**WRITTEN PROBLEM**
Write out the records beneath this line exactly as they appear, minus any images.

**DATA PROVIDED**
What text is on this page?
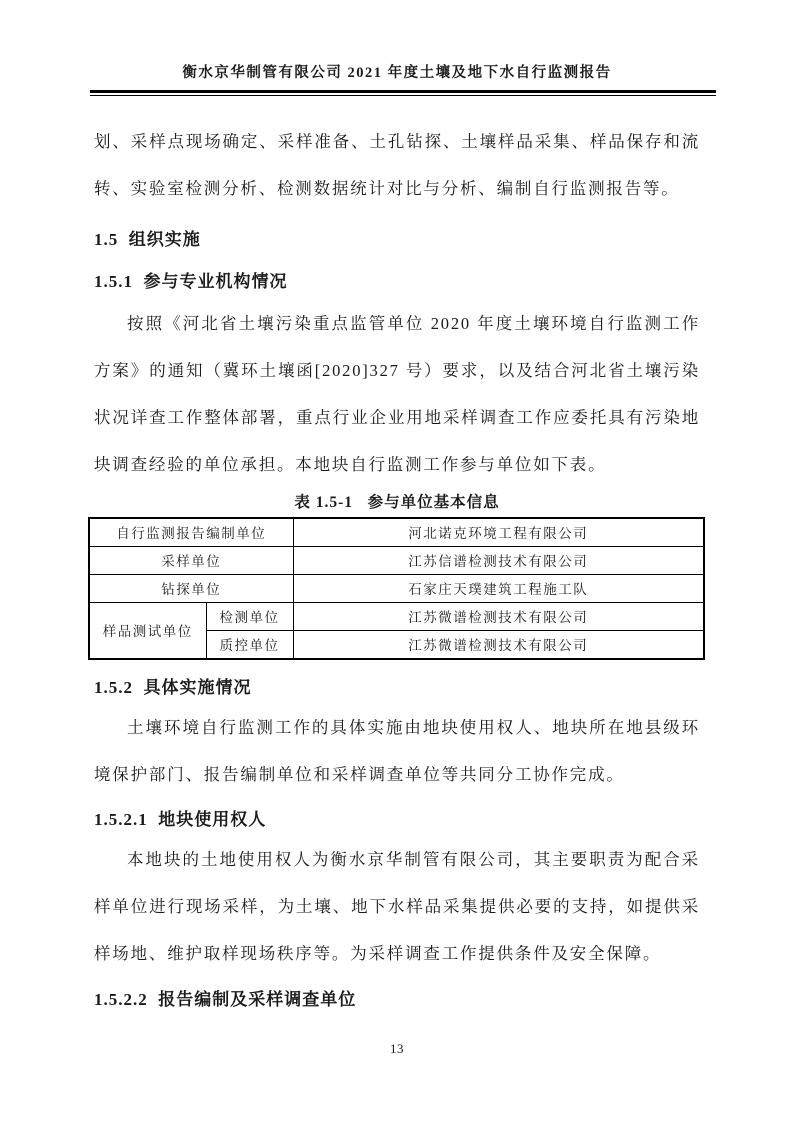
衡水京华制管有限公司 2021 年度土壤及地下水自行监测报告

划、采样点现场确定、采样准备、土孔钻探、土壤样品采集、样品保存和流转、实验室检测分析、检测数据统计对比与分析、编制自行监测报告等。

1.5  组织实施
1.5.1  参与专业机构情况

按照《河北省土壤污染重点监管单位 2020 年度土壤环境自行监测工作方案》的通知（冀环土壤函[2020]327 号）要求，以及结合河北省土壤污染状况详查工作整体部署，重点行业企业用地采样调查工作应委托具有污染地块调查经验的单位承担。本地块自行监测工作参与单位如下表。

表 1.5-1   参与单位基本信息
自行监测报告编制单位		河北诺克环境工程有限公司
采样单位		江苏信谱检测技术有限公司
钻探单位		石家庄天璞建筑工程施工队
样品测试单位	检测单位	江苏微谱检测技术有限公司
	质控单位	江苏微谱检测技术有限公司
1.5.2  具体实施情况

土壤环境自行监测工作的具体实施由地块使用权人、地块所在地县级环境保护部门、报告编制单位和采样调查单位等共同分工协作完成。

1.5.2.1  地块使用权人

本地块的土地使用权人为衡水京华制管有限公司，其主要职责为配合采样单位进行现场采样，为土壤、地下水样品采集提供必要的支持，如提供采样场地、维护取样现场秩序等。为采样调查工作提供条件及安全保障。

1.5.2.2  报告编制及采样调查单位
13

**SOLUTION TO THIS EXERCISE**
What text is on this page?
衡水京华制管有限公司 2021 年度土壤及地下水自行监测报告

划、采样点现场确定、采样准备、土孔钻探、土壤样品采集、样品保存和流转、实验室检测分析、检测数据统计对比与分析、编制自行监测报告等。

1.5  组织实施
1.5.1  参与专业机构情况

按照《河北省土壤污染重点监管单位 2020 年度土壤环境自行监测工作方案》的通知（冀环土壤函[2020]327 号）要求，以及结合河北省土壤污染状况详查工作整体部署，重点行业企业用地采样调查工作应委托具有污染地块调查经验的单位承担。本地块自行监测工作参与单位如下表。

表 1.5-1   参与单位基本信息
自行监测报告编制单位		河北诺克环境工程有限公司
采样单位		江苏信谱检测技术有限公司
钻探单位		石家庄天璞建筑工程施工队
样品测试单位	检测单位	江苏微谱检测技术有限公司
	质控单位	江苏微谱检测技术有限公司
1.5.2  具体实施情况

土壤环境自行监测工作的具体实施由地块使用权人、地块所在地县级环境保护部门、报告编制单位和采样调查单位等共同分工协作完成。

1.5.2.1  地块使用权人

本地块的土地使用权人为衡水京华制管有限公司，其主要职责为配合采样单位进行现场采样，为土壤、地下水样品采集提供必要的支持，如提供采样场地、维护取样现场秩序等。为采样调查工作提供条件及安全保障。

1.5.2.2  报告编制及采样调查单位
13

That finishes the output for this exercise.